Stored dataset items:
----------

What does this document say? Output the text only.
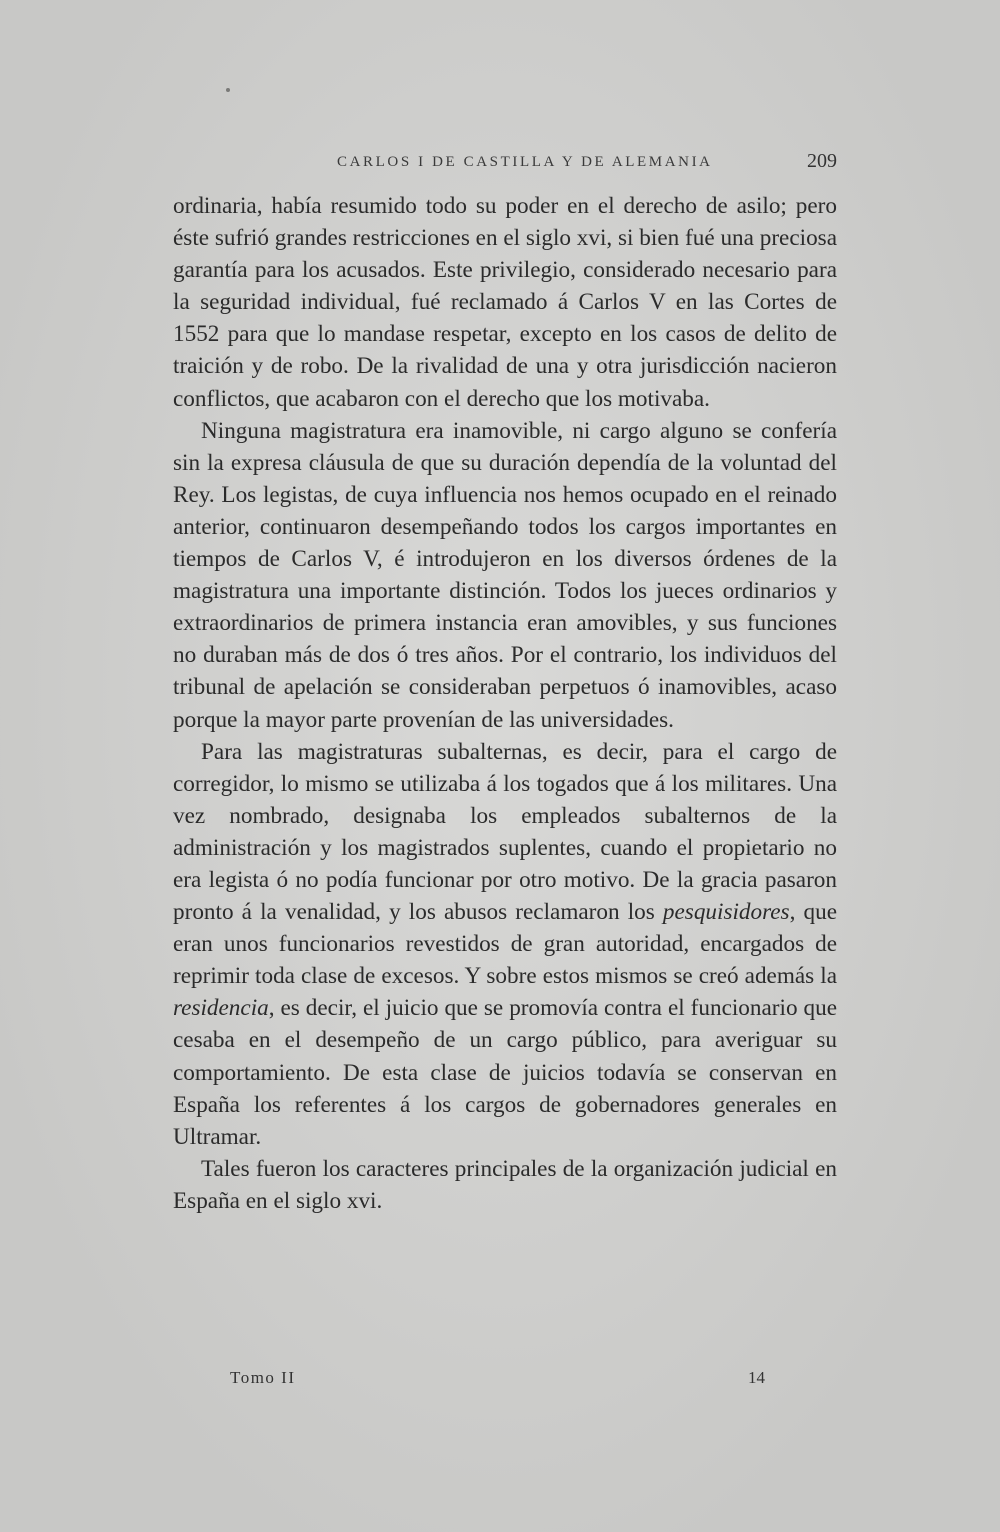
CARLOS I DE CASTILLA Y DE ALEMANIA	209

ordinaria, había resumido todo su poder en el derecho de asilo; pero éste sufrió grandes restricciones en el siglo xvi, si bien fué una preciosa garantía para los acusados. Este privilegio, considerado necesario para la seguridad individual, fué reclamado á Carlos V en las Cortes de 1552 para que lo mandase respetar, excepto en los casos de delito de traición y de robo. De la rivalidad de una y otra jurisdicción nacieron conflictos, que acabaron con el derecho que los motivaba.

Ninguna magistratura era inamovible, ni cargo alguno se confería sin la expresa cláusula de que su duración dependía de la voluntad del Rey. Los legistas, de cuya influencia nos hemos ocupado en el reinado anterior, continuaron desempeñando todos los cargos importantes en tiempos de Carlos V, é introdujeron en los diversos órdenes de la magistratura una importante distinción. Todos los jueces ordinarios y extraordinarios de primera instancia eran amovibles, y sus funciones no duraban más de dos ó tres años. Por el contrario, los individuos del tribunal de apelación se consideraban perpetuos ó inamovibles, acaso porque la mayor parte provenían de las universidades.

Para las magistraturas subalternas, es decir, para el cargo de corregidor, lo mismo se utilizaba á los togados que á los militares. Una vez nombrado, designaba los empleados subalternos de la administración y los magistrados suplentes, cuando el propietario no era legista ó no podía funcionar por otro motivo. De la gracia pasaron pronto á la venalidad, y los abusos reclamaron los pesquisidores, que eran unos funcionarios revestidos de gran autoridad, encargados de reprimir toda clase de excesos. Y sobre estos mismos se creó además la residencia, es decir, el juicio que se promovía contra el funcionario que cesaba en el desempeño de un cargo público, para averiguar su comportamiento. De esta clase de juicios todavía se conservan en España los referentes á los cargos de gobernadores generales en Ultramar.

Tales fueron los caracteres principales de la organización judicial en España en el siglo xvi.

Tomo II	14
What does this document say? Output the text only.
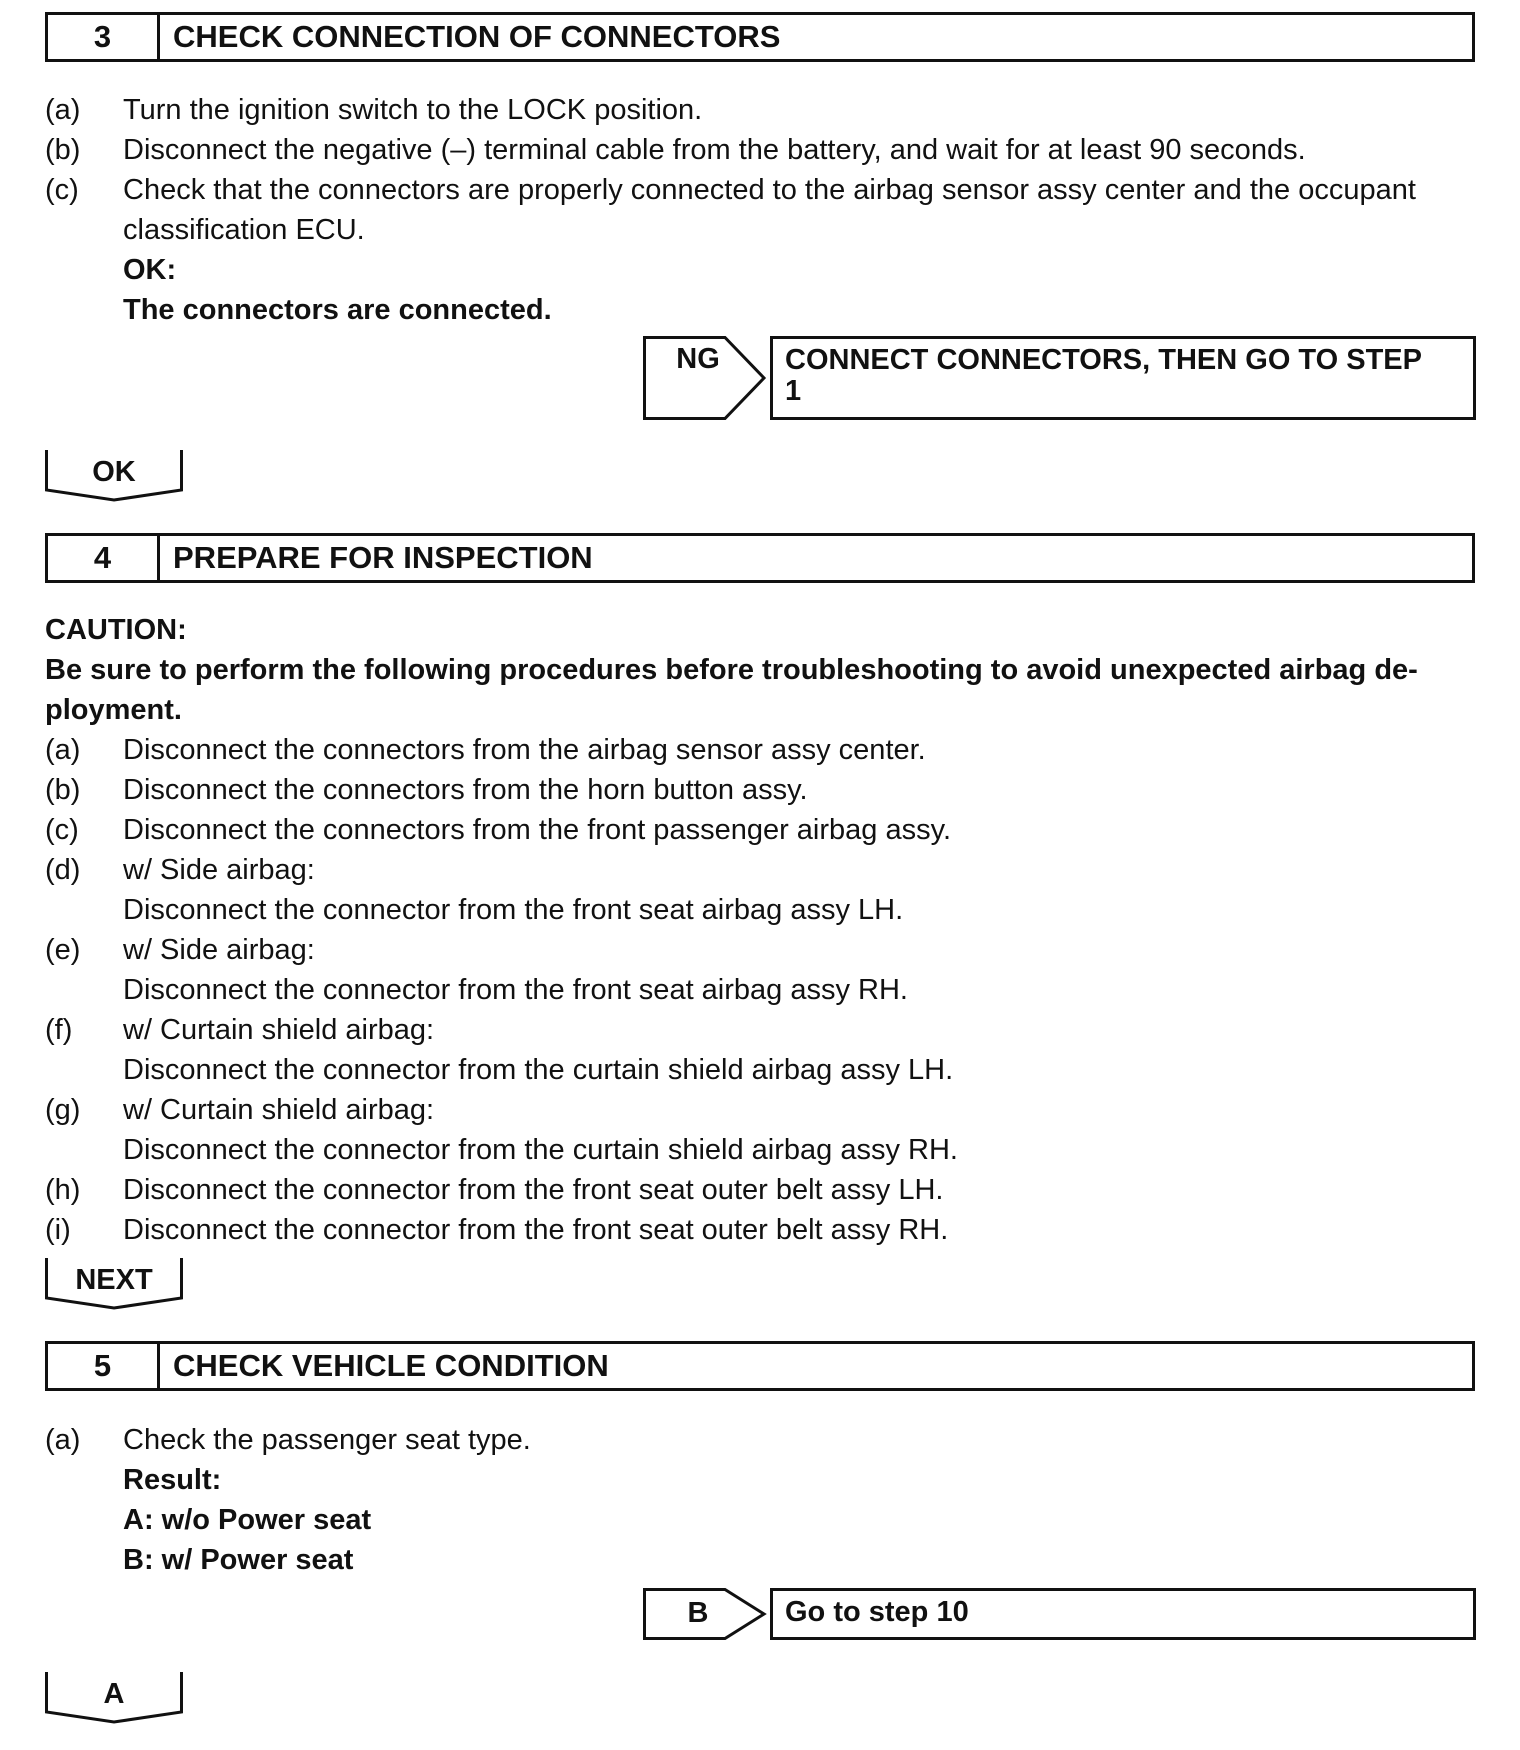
3	CHECK CONNECTION OF CONNECTORS
(a) Turn the ignition switch to the LOCK position.
(b) Disconnect the negative (–) terminal cable from the battery, and wait for at least 90 seconds.
(c) Check that the connectors are properly connected to the airbag sensor assy center and the occupant
classification ECU.
OK:
The connectors are connected.
NG	CONNECT CONNECTORS, THEN GO TO STEP
1
OK
4	PREPARE FOR INSPECTION
CAUTION:
Be sure to perform the following procedures before troubleshooting to avoid unexpected airbag de-
ployment.
(a) Disconnect the connectors from the airbag sensor assy center.
(b) Disconnect the connectors from the horn button assy.
(c) Disconnect the connectors from the front passenger airbag assy.
(d) w/ Side airbag:
Disconnect the connector from the front seat airbag assy LH.
(e) w/ Side airbag:
Disconnect the connector from the front seat airbag assy RH.
(f) w/ Curtain shield airbag:
Disconnect the connector from the curtain shield airbag assy LH.
(g) w/ Curtain shield airbag:
Disconnect the connector from the curtain shield airbag assy RH.
(h) Disconnect the connector from the front seat outer belt assy LH.
(i) Disconnect the connector from the front seat outer belt assy RH.
NEXT
5	CHECK VEHICLE CONDITION
(a) Check the passenger seat type.
Result:
A: w/o Power seat
B: w/ Power seat
B	Go to step 10
A
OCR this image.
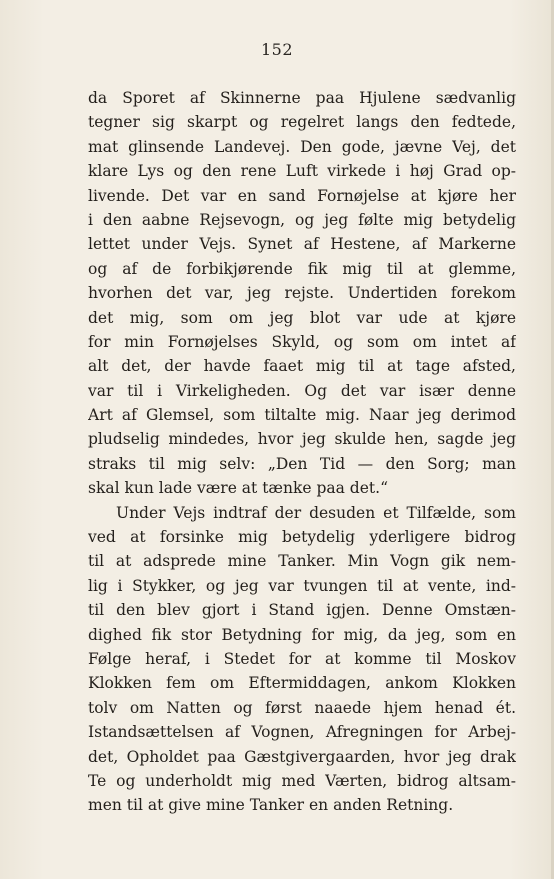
152
da Sporet af Skinnerne paa Hjulene sædvanlig
tegner sig skarpt og regelret langs den fedtede,
mat glinsende Landevej. Den gode, jævne Vej, det
klare Lys og den rene Luft virkede i høj Grad op-
livende. Det var en sand Fornøjelse at kjøre her
i den aabne Rejsevogn, og jeg følte mig betydelig
lettet under Vejs. Synet af Hestene, af Markerne
og af de forbikjørende fik mig til at glemme,
hvorhen det var, jeg rejste. Undertiden forekom
det mig, som om jeg blot var ude at kjøre
for min Fornøjelses Skyld, og som om intet af
alt det, der havde faaet mig til at tage afsted,
var til i Virkeligheden. Og det var især denne
Art af Glemsel, som tiltalte mig. Naar jeg derimod
pludselig mindedes, hvor jeg skulde hen, sagde jeg
straks til mig selv: „Den Tid — den Sorg; man
skal kun lade være at tænke paa det.“
Under Vejs indtraf der desuden et Tilfælde, som
ved at forsinke mig betydelig yderligere bidrog
til at adsprede mine Tanker. Min Vogn gik nem-
lig i Stykker, og jeg var tvungen til at vente, ind-
til den blev gjort i Stand igjen. Denne Omstæn-
dighed fik stor Betydning for mig, da jeg, som en
Følge heraf, i Stedet for at komme til Moskov
Klokken fem om Eftermiddagen, ankom Klokken
tolv om Natten og først naaede hjem henad ét.
Istandsættelsen af Vognen, Afregningen for Arbej-
det, Opholdet paa Gæstgivergaarden, hvor jeg drak
Te og underholdt mig med Værten, bidrog altsam-
men til at give mine Tanker en anden Retning.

----------

▶ INSTRUCTION: Leave out the pictures and retype every line above exactly.

▶ WRITTEN RESPONSE:
What does this document say? Output the text only.
CARLOS I DE CASTILLA Y DE ALEMANIA	209

ordinaria, había resumido todo su poder en el derecho de asilo; pero éste sufrió grandes restricciones en el siglo xvi, si bien fué una preciosa garantía para los acusados. Este privilegio, considerado necesario para la seguridad individual, fué reclamado á Carlos V en las Cortes de 1552 para que lo mandase respetar, excepto en los casos de delito de traición y de robo. De la rivalidad de una y otra jurisdicción nacieron conflictos, que acabaron con el derecho que los motivaba.

Ninguna magistratura era inamovible, ni cargo alguno se confería sin la expresa cláusula de que su duración dependía de la voluntad del Rey. Los legistas, de cuya influencia nos hemos ocupado en el reinado anterior, continuaron desempeñando todos los cargos importantes en tiempos de Carlos V, é introdujeron en los diversos órdenes de la magistratura una importante distinción. Todos los jueces ordinarios y extraordinarios de primera instancia eran amovibles, y sus funciones no duraban más de dos ó tres años. Por el contrario, los individuos del tribunal de apelación se consideraban perpetuos ó inamovibles, acaso porque la mayor parte provenían de las universidades.

Para las magistraturas subalternas, es decir, para el cargo de corregidor, lo mismo se utilizaba á los togados que á los militares. Una vez nombrado, designaba los empleados subalternos de la administración y los magistrados suplentes, cuando el propietario no era legista ó no podía funcionar por otro motivo. De la gracia pasaron pronto á la venalidad, y los abusos reclamaron los pesquisidores, que eran unos funcionarios revestidos de gran autoridad, encargados de reprimir toda clase de excesos. Y sobre estos mismos se creó además la residencia, es decir, el juicio que se promovía contra el funcionario que cesaba en el desempeño de un cargo público, para averiguar su comportamiento. De esta clase de juicios todavía se conservan en España los referentes á los cargos de gobernadores generales en Ultramar.

Tales fueron los caracteres principales de la organización judicial en España en el siglo xvi.

Tomo II	14
What does this document say? Output the text only.
3	CHECK CONNECTION OF CONNECTORS
(a) Turn the ignition switch to the LOCK position.
(b) Disconnect the negative (–) terminal cable from the battery, and wait for at least 90 seconds.
(c) Check that the connectors are properly connected to the airbag sensor assy center and the occupant
classification ECU.
OK:
The connectors are connected.
NG	CONNECT CONNECTORS, THEN GO TO STEP
1
OK
4	PREPARE FOR INSPECTION
CAUTION:
Be sure to perform the following procedures before troubleshooting to avoid unexpected airbag de-
ployment.
(a) Disconnect the connectors from the airbag sensor assy center.
(b) Disconnect the connectors from the horn button assy.
(c) Disconnect the connectors from the front passenger airbag assy.
(d) w/ Side airbag:
Disconnect the connector from the front seat airbag assy LH.
(e) w/ Side airbag:
Disconnect the connector from the front seat airbag assy RH.
(f) w/ Curtain shield airbag:
Disconnect the connector from the curtain shield airbag assy LH.
(g) w/ Curtain shield airbag:
Disconnect the connector from the curtain shield airbag assy RH.
(h) Disconnect the connector from the front seat outer belt assy LH.
(i) Disconnect the connector from the front seat outer belt assy RH.
NEXT
5	CHECK VEHICLE CONDITION
(a) Check the passenger seat type.
Result:
A: w/o Power seat
B: w/ Power seat
B	Go to step 10
A
OCR this image.
152
da Sporet af Skinnerne paa Hjulene sædvanlig
tegner sig skarpt og regelret langs den fedtede,
mat glinsende Landevej. Den gode, jævne Vej, det
klare Lys og den rene Luft virkede i høj Grad op-
livende. Det var en sand Fornøjelse at kjøre her
i den aabne Rejsevogn, og jeg følte mig betydelig
lettet under Vejs. Synet af Hestene, af Markerne
og af de forbikjørende fik mig til at glemme,
hvorhen det var, jeg rejste. Undertiden forekom
det mig, som om jeg blot var ude at kjøre
for min Fornøjelses Skyld, og som om intet af
alt det, der havde faaet mig til at tage afsted,
var til i Virkeligheden. Og det var især denne
Art af Glemsel, som tiltalte mig. Naar jeg derimod
pludselig mindedes, hvor jeg skulde hen, sagde jeg
straks til mig selv: „Den Tid — den Sorg; man
skal kun lade være at tænke paa det.“
Under Vejs indtraf der desuden et Tilfælde, som
ved at forsinke mig betydelig yderligere bidrog
til at adsprede mine Tanker. Min Vogn gik nem-
lig i Stykker, og jeg var tvungen til at vente, ind-
til den blev gjort i Stand igjen. Denne Omstæn-
dighed fik stor Betydning for mig, da jeg, som en
Følge heraf, i Stedet for at komme til Moskov
Klokken fem om Eftermiddagen, ankom Klokken
tolv om Natten og først naaede hjem henad ét.
Istandsættelsen af Vognen, Afregningen for Arbej-
det, Opholdet paa Gæstgivergaarden, hvor jeg drak
Te og underholdt mig med Værten, bidrog altsam-
men til at give mine Tanker en anden Retning.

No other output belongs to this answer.